Copy out the lines that include the word "kind".

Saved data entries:
+++++
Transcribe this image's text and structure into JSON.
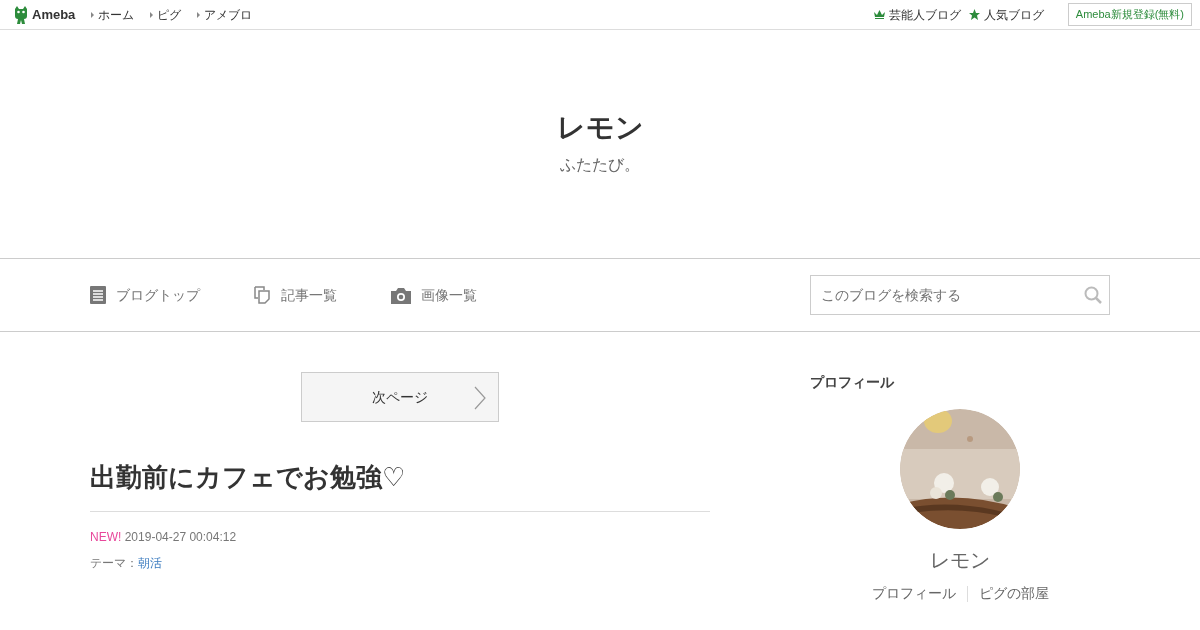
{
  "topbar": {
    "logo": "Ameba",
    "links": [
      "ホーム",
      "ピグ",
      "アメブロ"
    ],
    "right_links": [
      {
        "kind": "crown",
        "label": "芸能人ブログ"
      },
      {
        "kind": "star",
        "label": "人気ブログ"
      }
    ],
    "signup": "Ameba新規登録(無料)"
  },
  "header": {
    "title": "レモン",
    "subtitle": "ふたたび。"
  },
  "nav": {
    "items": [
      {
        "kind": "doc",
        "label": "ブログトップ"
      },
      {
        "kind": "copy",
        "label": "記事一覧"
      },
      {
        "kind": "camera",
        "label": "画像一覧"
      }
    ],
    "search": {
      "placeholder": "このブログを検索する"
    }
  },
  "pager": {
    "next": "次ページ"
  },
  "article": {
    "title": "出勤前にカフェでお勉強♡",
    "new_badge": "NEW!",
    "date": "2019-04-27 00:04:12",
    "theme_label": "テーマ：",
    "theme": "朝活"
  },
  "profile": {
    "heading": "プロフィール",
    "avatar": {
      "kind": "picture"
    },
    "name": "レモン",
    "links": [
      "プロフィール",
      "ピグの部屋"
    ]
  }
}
+++++
Written solution:
        "kind": "crown",
        "kind": "star",
        "kind": "doc",
        "kind": "copy",
        "kind": "camera",
      "kind": "picture"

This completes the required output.